━━ Excerpted data

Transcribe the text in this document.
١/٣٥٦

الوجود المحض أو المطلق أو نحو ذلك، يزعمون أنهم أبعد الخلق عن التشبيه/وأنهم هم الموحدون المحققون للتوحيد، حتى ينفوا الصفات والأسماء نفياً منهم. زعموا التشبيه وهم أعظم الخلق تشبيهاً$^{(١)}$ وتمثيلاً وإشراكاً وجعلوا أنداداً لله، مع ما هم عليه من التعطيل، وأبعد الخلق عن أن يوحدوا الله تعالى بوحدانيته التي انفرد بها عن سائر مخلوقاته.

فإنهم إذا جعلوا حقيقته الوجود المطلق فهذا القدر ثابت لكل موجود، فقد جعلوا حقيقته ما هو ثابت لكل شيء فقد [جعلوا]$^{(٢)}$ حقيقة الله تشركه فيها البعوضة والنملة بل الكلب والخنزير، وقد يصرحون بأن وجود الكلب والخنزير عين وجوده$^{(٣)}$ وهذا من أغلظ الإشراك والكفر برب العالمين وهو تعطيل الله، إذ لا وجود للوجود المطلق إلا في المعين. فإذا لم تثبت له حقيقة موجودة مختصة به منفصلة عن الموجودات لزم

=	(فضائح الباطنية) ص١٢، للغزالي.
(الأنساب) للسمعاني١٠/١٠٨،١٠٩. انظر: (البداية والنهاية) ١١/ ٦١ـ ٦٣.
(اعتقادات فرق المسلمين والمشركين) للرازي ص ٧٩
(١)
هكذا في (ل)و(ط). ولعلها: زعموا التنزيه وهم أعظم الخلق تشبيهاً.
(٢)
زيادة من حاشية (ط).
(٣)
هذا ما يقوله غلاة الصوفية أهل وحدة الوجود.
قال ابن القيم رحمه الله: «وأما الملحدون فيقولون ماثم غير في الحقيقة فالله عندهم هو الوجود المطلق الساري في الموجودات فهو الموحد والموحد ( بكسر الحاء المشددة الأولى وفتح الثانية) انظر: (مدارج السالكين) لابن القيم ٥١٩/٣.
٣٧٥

━━━━

• _Your task_
Print every entry exactly as written.

• _Result below_
Transcribe the text in this document.
١/٣٥٦

الوجود المحض أو المطلق أو نحو ذلك، يزعمون أنهم أبعد الخلق عن التشبيه/وأنهم هم الموحدون المحققون للتوحيد، حتى ينفوا الصفات والأسماء نفياً منهم. زعموا التشبيه وهم أعظم الخلق تشبيهاً$^{(١)}$ وتمثيلاً وإشراكاً وجعلوا أنداداً لله، مع ما هم عليه من التعطيل، وأبعد الخلق عن أن يوحدوا الله تعالى بوحدانيته التي انفرد بها عن سائر مخلوقاته.

فإنهم إذا جعلوا حقيقته الوجود المطلق فهذا القدر ثابت لكل موجود، فقد جعلوا حقيقته ما هو ثابت لكل شيء فقد [جعلوا]$^{(٢)}$ حقيقة الله تشركه فيها البعوضة والنملة بل الكلب والخنزير، وقد يصرحون بأن وجود الكلب والخنزير عين وجوده$^{(٣)}$ وهذا من أغلظ الإشراك والكفر برب العالمين وهو تعطيل الله، إذ لا وجود للوجود المطلق إلا في المعين. فإذا لم تثبت له حقيقة موجودة مختصة به منفصلة عن الموجودات لزم

=	(فضائح الباطنية) ص١٢، للغزالي.
(الأنساب) للسمعاني١٠/١٠٨،١٠٩. انظر: (البداية والنهاية) ١١/ ٦١ـ ٦٣.
(اعتقادات فرق المسلمين والمشركين) للرازي ص ٧٩
(١)
هكذا في (ل)و(ط). ولعلها: زعموا التنزيه وهم أعظم الخلق تشبيهاً.
(٢)
زيادة من حاشية (ط).
(٣)
هذا ما يقوله غلاة الصوفية أهل وحدة الوجود.
قال ابن القيم رحمه الله: «وأما الملحدون فيقولون ماثم غير في الحقيقة فالله عندهم هو الوجود المطلق الساري في الموجودات فهو الموحد والموحد ( بكسر الحاء المشددة الأولى وفتح الثانية) انظر: (مدارج السالكين) لابن القيم ٥١٩/٣.
٣٧٥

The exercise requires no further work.